-- Begin Raw data --

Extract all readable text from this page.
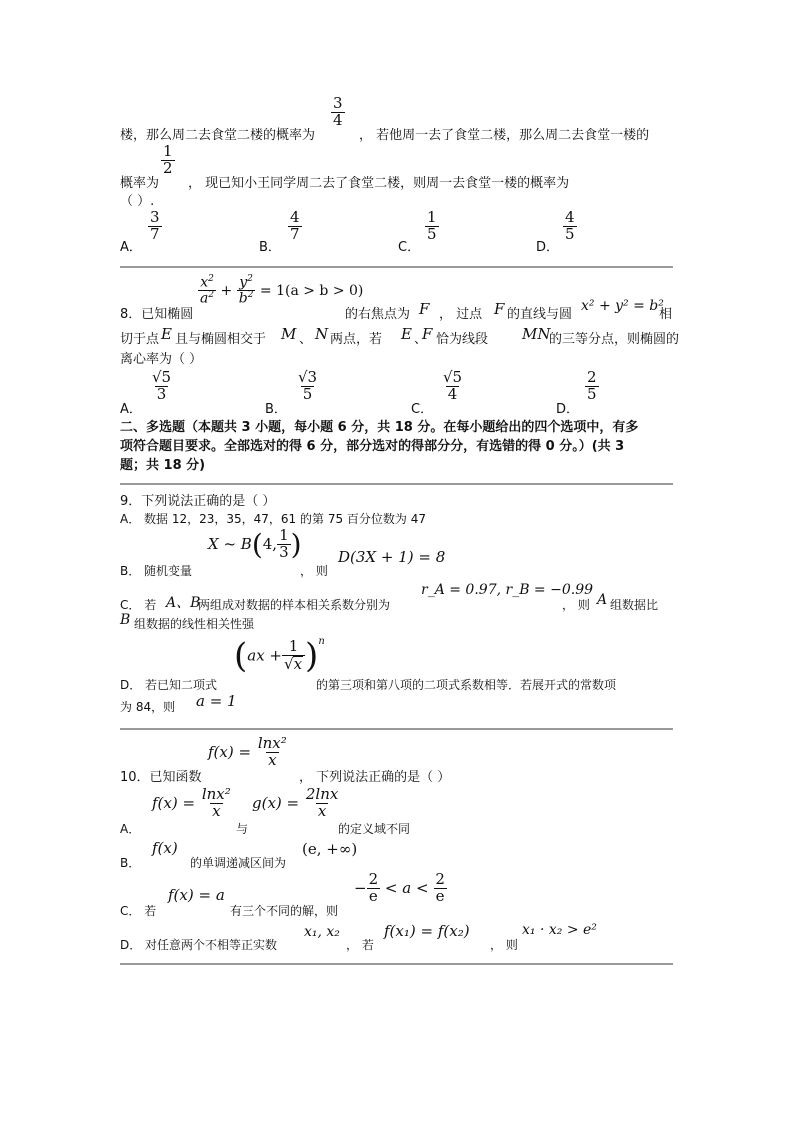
$\frac{3}{4}$
楼，那么周二去食堂二楼的概率为	， 若他周一去了食堂二楼，那么周二去食堂一楼的
$\frac{1}{2}$
概率为 ， 现已知小王同学周二去了食堂二楼，则周一去食堂一楼的概率为
（ ）.
A．
$\frac{3}{7}$
B．
$\frac{4}{7}$
C．
$\frac{1}{5}$
D．
$\frac{4}{5}$
8．已知椭圆
$\frac{x^2}{a^2} + \frac{y^2}{b^2} = 1(a > b > 0)$
的右焦点为 F ， 过点 F 的直线与圆
x² + y² = b²
相
切于点 E 且与椭圆相交于 M 、 N 两点，若 E 、
F 恰为线段 MN
的三等分点，则椭圆的
离心率为（ ）
A．
$\frac{√5}{3}$
B．
$\frac{√3}{5}$
C．
$\frac{√5}{4}$
D．
$\frac{2}{5}$
二、多选题（本题共 3 小题，每小题 6 分，共 18 分。在每小题给出的四个选项中，有多
项符合题目要求。全部选对的得 6 分，部分选对的得部分分，有选错的得 0 分。）(共 3
题；共 18 分)
9．下列说法正确的是（ ）
A． 数据 12，23，35，47，61 的第 75 百分位数为 47
B． 随机变量
X ~ B(4, $\frac{1}{3}$ )
， 则
D(3X + 1) = 8
C． 若 A、B
两组成对数据的样本相关系数分别为
r_A = 0.97, r_B = −0.99
， 则 A 组数据比
B 组数据的线性相关性强
D． 若已知二项式
$(ax + \frac{1}{√x} )^n$
的第三项和第八项的二项式系数相等．若展开式的常数项
为 84，则 a = 1
10．已知函数
$f(x) = \frac{\text{lnx²}}{x}$
， 下列说法正确的是（ ）
A．
$f(x) = \frac{\text{lnx²}}{x}$
与
$g(x) = \frac{2\ln x}{x}$
的定义域不同
B．
f(x)
的单调递减区间为
(e, +∞)
C． 若
f(x) = a
有三个不同的解，则
− $\frac{2}{e} < a < \frac{2}{e}$
D． 对任意两个不相等正实数
x₁, x₂
， 若
f(x₁) = f(x₂)
， 则
x₁ · x₂ > e²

-- End Raw data --

Copy the whole listing above word for word but do not carry over the pictures.

Right answer |
Extract all readable text from this page.
$\frac{3}{4}$
楼，那么周二去食堂二楼的概率为	， 若他周一去了食堂二楼，那么周二去食堂一楼的
$\frac{1}{2}$
概率为 ， 现已知小王同学周二去了食堂二楼，则周一去食堂一楼的概率为
（ ）.
A．
$\frac{3}{7}$
B．
$\frac{4}{7}$
C．
$\frac{1}{5}$
D．
$\frac{4}{5}$
8．已知椭圆
$\frac{x^2}{a^2} + \frac{y^2}{b^2} = 1(a > b > 0)$
的右焦点为 F ， 过点 F 的直线与圆
x² + y² = b²
相
切于点 E 且与椭圆相交于 M 、 N 两点，若 E 、
F 恰为线段 MN
的三等分点，则椭圆的
离心率为（ ）
A．
$\frac{√5}{3}$
B．
$\frac{√3}{5}$
C．
$\frac{√5}{4}$
D．
$\frac{2}{5}$
二、多选题（本题共 3 小题，每小题 6 分，共 18 分。在每小题给出的四个选项中，有多
项符合题目要求。全部选对的得 6 分，部分选对的得部分分，有选错的得 0 分。）(共 3
题；共 18 分)
9．下列说法正确的是（ ）
A． 数据 12，23，35，47，61 的第 75 百分位数为 47
B． 随机变量
X ~ B(4, $\frac{1}{3}$ )
， 则
D(3X + 1) = 8
C． 若 A、B
两组成对数据的样本相关系数分别为
r_A = 0.97, r_B = −0.99
， 则 A 组数据比
B 组数据的线性相关性强
D． 若已知二项式
$(ax + \frac{1}{√x} )^n$
的第三项和第八项的二项式系数相等．若展开式的常数项
为 84，则 a = 1
10．已知函数
$f(x) = \frac{\text{lnx²}}{x}$
， 下列说法正确的是（ ）
A．
$f(x) = \frac{\text{lnx²}}{x}$
与
$g(x) = \frac{2\ln x}{x}$
的定义域不同
B．
f(x)
的单调递减区间为
(e, +∞)
C． 若
f(x) = a
有三个不同的解，则
− $\frac{2}{e} < a < \frac{2}{e}$
D． 对任意两个不相等正实数
x₁, x₂
， 若
f(x₁) = f(x₂)
， 则
x₁ · x₂ > e²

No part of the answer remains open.